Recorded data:
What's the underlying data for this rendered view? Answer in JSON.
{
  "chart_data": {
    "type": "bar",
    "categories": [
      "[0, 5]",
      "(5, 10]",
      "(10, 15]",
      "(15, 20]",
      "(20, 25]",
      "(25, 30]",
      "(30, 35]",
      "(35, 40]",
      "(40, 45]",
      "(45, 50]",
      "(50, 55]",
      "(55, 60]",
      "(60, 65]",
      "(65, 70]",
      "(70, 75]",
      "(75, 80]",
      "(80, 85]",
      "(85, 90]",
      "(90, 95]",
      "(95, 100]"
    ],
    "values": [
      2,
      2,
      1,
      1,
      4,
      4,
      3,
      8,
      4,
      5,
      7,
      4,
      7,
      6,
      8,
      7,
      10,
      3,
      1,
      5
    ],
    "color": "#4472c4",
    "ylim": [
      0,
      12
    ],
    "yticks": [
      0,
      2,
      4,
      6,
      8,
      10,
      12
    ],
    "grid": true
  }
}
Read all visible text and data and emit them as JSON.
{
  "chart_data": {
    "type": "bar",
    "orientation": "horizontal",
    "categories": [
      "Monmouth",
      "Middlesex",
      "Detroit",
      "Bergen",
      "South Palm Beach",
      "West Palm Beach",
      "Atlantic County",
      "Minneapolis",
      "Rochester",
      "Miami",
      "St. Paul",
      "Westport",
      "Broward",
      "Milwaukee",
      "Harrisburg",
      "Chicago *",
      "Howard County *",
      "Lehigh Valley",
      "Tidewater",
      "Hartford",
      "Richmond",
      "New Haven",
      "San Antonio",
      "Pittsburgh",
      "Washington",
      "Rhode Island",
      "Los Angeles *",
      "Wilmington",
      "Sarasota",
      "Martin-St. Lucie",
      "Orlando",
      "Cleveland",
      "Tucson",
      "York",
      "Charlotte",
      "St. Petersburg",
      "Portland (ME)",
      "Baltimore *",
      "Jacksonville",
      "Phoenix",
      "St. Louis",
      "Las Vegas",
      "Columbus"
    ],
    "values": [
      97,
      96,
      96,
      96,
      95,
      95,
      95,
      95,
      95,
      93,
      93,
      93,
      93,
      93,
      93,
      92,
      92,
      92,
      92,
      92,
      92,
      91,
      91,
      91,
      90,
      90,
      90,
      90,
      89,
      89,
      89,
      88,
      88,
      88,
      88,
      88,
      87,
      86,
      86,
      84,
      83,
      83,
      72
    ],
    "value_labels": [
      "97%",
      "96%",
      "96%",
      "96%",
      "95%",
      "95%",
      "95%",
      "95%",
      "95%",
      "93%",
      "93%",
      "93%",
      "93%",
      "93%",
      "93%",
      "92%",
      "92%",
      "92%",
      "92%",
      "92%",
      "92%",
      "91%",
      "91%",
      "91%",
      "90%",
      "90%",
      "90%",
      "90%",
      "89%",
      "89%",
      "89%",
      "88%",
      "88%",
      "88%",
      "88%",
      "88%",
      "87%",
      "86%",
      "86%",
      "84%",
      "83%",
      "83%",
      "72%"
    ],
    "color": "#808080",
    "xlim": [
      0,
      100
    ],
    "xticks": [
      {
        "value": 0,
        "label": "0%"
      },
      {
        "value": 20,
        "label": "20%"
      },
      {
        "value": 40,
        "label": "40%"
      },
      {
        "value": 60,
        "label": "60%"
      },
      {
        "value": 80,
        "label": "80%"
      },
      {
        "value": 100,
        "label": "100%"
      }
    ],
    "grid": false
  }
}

Instruction: Scan the data above and copy every line with "JSON" in it.

Response below:
What's the underlying data for this rendered view? Answer in JSON.
Read all visible text and data and emit them as JSON.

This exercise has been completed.